--- DATASET CONTENT ---

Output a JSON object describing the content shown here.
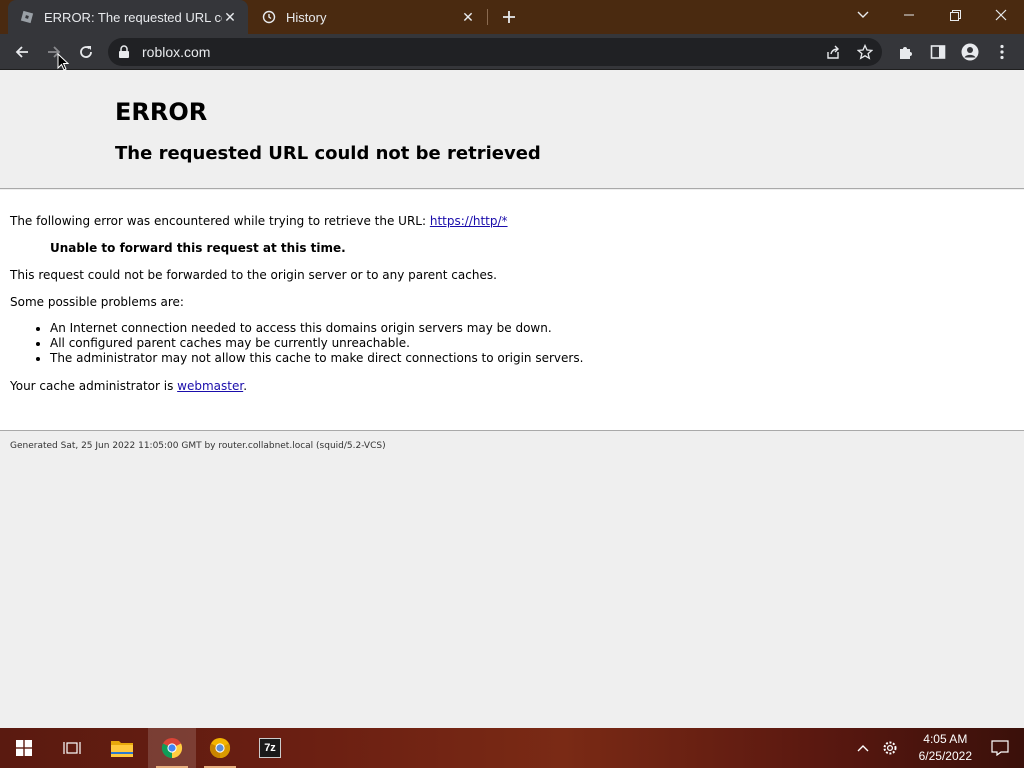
{
  "browser": {
    "tabs": [
      {
        "title": "ERROR: The requested URL could not be retrieved",
        "active": true
      },
      {
        "title": "History",
        "active": false
      }
    ],
    "address": "roblox.com",
    "icons": {
      "back": "arrow-left-icon",
      "forward": "arrow-right-icon",
      "reload": "reload-icon",
      "share": "share-icon",
      "bookmark": "star-icon",
      "extensions": "puzzle-icon",
      "side_panel": "side-panel-icon",
      "profile": "profile-icon",
      "menu": "kebab-menu-icon"
    }
  },
  "error_page": {
    "title": "ERROR",
    "subtitle": "The requested URL could not be retrieved",
    "intro": "The following error was encountered while trying to retrieve the URL: ",
    "url_link": "https://http/*",
    "emphasis": "Unable to forward this request at this time.",
    "detail": "This request could not be forwarded to the origin server or to any parent caches.",
    "problems_heading": "Some possible problems are:",
    "problems": [
      "An Internet connection needed to access this domains origin servers may be down.",
      "All configured parent caches may be currently unreachable.",
      "The administrator may not allow this cache to make direct connections to origin servers."
    ],
    "admin_prefix": "Your cache administrator is ",
    "admin_link": "webmaster",
    "admin_suffix": ".",
    "footer": "Generated Sat, 25 Jun 2022 11:05:00 GMT by router.collabnet.local (squid/5.2-VCS)"
  },
  "taskbar": {
    "apps": [
      "windows-start-icon",
      "task-view-icon",
      "file-explorer-icon",
      "chrome-icon",
      "chrome-canary-icon",
      "7zip-icon"
    ],
    "seven_zip_label": "7z",
    "time": "4:05 AM",
    "date": "6/25/2022"
  },
  "colors": {
    "link": "#1a0dab",
    "chrome_dark": "#35363a",
    "tabstrip": "#4a2a10"
  }
}
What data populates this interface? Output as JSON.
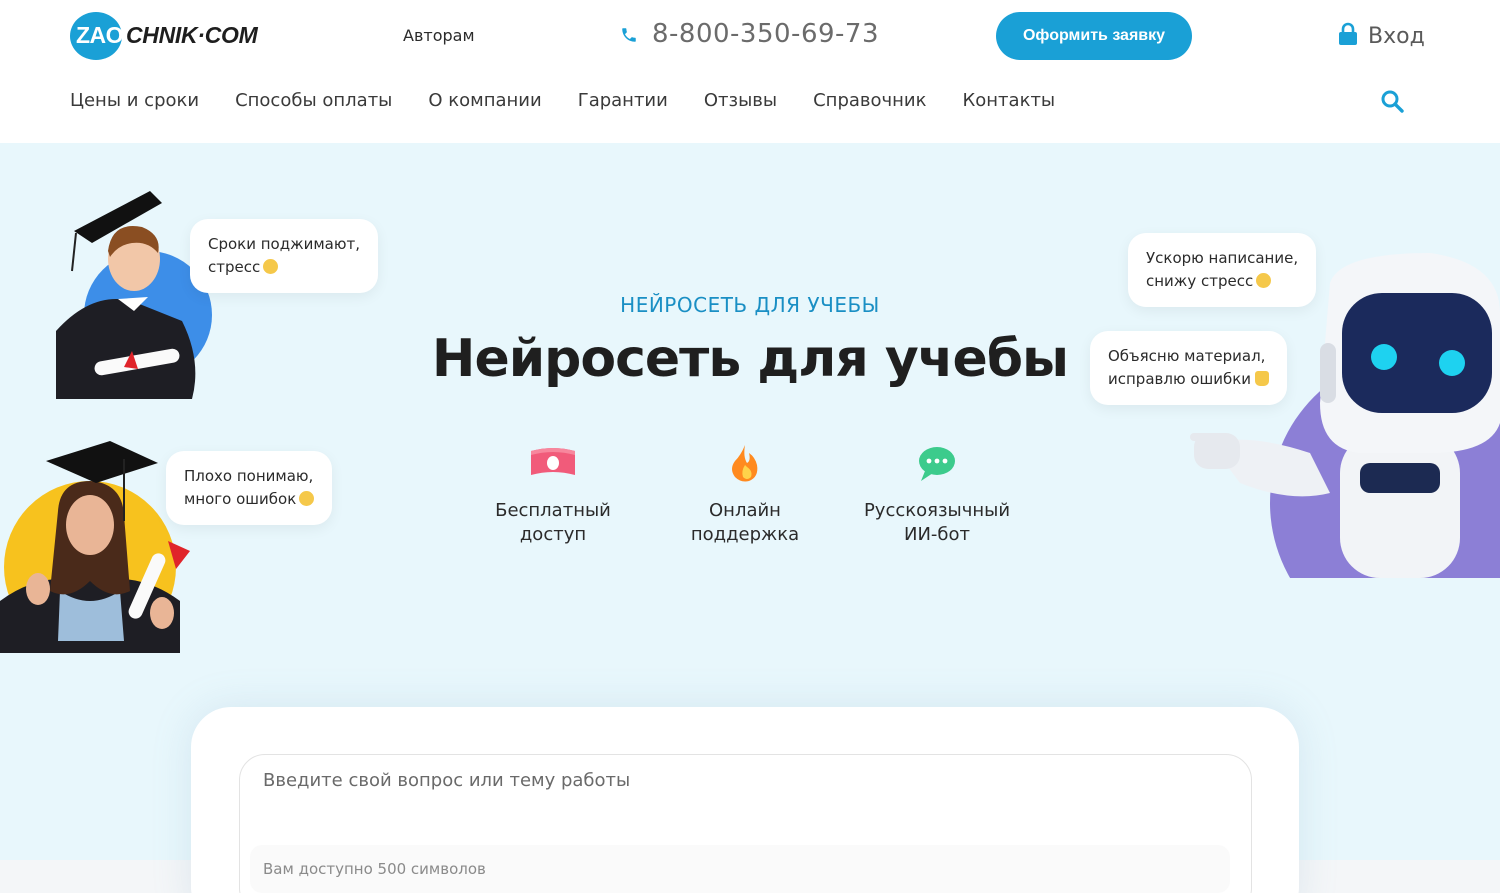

---

PROMPT:
Exactly reproduce each record, leaving out any pictures.

EXERCISE RESPONSE:
Output a JSON object describing the content shown here.
{
  "browser": {
    "tabs": [
      {
        "title": "ERROR: The requested URL could not be retrieved",
        "active": true
      },
      {
        "title": "History",
        "active": false
      }
    ],
    "address": "roblox.com",
    "icons": {
      "back": "arrow-left-icon",
      "forward": "arrow-right-icon",
      "reload": "reload-icon",
      "share": "share-icon",
      "bookmark": "star-icon",
      "extensions": "puzzle-icon",
      "side_panel": "side-panel-icon",
      "profile": "profile-icon",
      "menu": "kebab-menu-icon"
    }
  },
  "error_page": {
    "title": "ERROR",
    "subtitle": "The requested URL could not be retrieved",
    "intro": "The following error was encountered while trying to retrieve the URL: ",
    "url_link": "https://http/*",
    "emphasis": "Unable to forward this request at this time.",
    "detail": "This request could not be forwarded to the origin server or to any parent caches.",
    "problems_heading": "Some possible problems are:",
    "problems": [
      "An Internet connection needed to access this domains origin servers may be down.",
      "All configured parent caches may be currently unreachable.",
      "The administrator may not allow this cache to make direct connections to origin servers."
    ],
    "admin_prefix": "Your cache administrator is ",
    "admin_link": "webmaster",
    "admin_suffix": ".",
    "footer": "Generated Sat, 25 Jun 2022 11:05:00 GMT by router.collabnet.local (squid/5.2-VCS)"
  },
  "taskbar": {
    "apps": [
      "windows-start-icon",
      "task-view-icon",
      "file-explorer-icon",
      "chrome-icon",
      "chrome-canary-icon",
      "7zip-icon"
    ],
    "seven_zip_label": "7z",
    "time": "4:05 AM",
    "date": "6/25/2022"
  },
  "colors": {
    "link": "#1a0dab",
    "chrome_dark": "#35363a",
    "tabstrip": "#4a2a10"
  }
}
What data populates this interface? Output as JSON.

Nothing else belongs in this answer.